Dataset excerpt:
---
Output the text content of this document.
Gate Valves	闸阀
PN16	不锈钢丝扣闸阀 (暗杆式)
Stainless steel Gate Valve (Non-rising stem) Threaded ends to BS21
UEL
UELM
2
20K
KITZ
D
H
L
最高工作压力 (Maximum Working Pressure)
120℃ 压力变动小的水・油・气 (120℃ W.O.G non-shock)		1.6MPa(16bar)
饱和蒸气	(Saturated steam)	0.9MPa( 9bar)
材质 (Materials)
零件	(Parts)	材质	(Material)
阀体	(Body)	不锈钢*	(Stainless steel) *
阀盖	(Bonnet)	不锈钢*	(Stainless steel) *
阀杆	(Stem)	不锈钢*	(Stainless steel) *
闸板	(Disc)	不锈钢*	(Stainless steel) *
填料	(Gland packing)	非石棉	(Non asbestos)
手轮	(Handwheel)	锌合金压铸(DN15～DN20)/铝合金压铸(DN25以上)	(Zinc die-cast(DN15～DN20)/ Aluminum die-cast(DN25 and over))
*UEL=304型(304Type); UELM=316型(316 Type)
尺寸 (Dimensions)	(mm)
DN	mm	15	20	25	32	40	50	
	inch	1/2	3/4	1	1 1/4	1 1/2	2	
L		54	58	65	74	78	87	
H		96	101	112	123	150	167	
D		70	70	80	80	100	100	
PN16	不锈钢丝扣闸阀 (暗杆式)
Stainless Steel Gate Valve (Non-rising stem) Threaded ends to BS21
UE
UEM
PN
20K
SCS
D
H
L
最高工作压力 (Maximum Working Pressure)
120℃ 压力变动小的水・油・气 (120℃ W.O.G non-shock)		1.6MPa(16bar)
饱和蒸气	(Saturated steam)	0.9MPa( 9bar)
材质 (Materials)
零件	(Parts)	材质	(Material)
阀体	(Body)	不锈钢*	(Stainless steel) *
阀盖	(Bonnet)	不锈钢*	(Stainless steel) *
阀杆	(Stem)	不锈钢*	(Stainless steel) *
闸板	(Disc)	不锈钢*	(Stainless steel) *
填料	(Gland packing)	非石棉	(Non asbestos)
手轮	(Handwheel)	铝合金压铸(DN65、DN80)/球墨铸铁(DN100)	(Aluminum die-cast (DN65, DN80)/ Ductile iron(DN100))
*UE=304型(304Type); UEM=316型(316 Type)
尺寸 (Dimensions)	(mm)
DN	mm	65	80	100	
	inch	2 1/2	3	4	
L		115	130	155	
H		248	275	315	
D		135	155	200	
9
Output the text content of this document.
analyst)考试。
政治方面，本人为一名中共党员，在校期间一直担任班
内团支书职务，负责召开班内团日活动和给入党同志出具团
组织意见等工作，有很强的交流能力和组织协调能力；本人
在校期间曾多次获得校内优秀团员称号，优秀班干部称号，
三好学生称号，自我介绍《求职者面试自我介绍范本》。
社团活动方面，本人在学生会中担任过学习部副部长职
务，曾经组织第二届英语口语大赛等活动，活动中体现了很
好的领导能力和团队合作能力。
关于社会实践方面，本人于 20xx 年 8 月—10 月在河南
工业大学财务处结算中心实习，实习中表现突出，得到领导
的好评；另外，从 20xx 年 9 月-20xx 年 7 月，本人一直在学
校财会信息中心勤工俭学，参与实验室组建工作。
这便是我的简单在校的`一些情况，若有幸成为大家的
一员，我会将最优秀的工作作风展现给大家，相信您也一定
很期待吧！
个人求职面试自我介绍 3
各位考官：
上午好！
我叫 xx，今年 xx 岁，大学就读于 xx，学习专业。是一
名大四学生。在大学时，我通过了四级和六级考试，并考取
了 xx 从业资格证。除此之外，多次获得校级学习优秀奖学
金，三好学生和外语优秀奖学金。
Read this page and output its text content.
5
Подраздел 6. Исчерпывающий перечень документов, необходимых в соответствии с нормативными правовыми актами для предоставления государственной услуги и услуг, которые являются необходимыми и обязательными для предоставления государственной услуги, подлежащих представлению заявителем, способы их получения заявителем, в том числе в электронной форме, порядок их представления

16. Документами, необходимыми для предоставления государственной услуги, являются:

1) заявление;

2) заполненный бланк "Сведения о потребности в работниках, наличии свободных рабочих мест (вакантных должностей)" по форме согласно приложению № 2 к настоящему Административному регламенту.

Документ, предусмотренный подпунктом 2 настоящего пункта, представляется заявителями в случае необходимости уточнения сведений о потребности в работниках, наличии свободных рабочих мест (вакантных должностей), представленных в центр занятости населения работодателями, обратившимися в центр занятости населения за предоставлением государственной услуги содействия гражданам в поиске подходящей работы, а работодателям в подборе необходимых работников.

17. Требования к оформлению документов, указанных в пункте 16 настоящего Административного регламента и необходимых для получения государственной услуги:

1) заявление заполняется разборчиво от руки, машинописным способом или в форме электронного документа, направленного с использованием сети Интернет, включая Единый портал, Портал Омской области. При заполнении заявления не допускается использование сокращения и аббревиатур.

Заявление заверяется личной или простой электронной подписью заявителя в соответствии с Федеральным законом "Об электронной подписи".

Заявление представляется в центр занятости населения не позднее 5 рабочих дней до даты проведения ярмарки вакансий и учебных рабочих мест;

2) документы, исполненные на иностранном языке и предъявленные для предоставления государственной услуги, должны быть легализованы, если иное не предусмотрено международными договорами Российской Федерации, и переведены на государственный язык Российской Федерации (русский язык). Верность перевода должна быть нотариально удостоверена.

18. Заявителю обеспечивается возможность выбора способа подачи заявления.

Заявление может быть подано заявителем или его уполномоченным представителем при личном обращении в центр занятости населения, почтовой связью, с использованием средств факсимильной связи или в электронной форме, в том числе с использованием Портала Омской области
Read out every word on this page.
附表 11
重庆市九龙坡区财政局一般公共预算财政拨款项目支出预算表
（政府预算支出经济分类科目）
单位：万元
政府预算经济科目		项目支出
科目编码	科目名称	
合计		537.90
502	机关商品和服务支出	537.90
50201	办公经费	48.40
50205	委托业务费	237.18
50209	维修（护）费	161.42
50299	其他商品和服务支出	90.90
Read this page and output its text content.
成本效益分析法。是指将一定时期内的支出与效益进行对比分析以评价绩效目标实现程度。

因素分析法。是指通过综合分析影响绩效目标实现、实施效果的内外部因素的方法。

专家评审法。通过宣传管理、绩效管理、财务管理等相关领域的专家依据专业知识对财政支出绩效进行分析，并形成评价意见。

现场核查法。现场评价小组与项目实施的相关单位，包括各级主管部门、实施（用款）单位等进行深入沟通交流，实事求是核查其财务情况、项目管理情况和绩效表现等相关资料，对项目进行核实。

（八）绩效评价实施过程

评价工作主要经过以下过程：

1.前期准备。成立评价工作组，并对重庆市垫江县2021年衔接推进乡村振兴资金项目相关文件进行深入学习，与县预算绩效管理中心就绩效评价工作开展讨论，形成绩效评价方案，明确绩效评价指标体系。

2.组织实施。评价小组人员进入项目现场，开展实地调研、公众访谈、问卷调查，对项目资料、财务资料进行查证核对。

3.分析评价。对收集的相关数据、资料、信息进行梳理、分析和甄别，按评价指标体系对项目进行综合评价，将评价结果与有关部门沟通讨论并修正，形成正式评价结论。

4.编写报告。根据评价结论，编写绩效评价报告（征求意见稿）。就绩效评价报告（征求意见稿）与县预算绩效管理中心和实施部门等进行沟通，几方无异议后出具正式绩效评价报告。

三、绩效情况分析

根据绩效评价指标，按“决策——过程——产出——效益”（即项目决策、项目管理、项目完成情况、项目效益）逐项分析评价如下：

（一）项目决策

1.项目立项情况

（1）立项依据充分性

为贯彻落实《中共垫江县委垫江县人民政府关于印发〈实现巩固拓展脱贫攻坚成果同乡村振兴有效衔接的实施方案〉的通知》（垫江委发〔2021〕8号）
---
▸ **EXERCISE REQUIREMENTS**
Pick out each line containing the string "документов" and copy it.

▸ **THE OUTPUT**
Подраздел 6. Исчерпывающий перечень документов, необходимых в соответствии с нормативными правовыми актами для предоставления государственной услуги и услуг, которые являются необходимыми и обязательными для предоставления государственной услуги, подлежащих представлению заявителем, способы их получения заявителем, в том числе в электронной форме, порядок их представления
17. Требования к оформлению документов, указанных в пункте 16 настоящего Административного регламента и необходимых для получения государственной услуги:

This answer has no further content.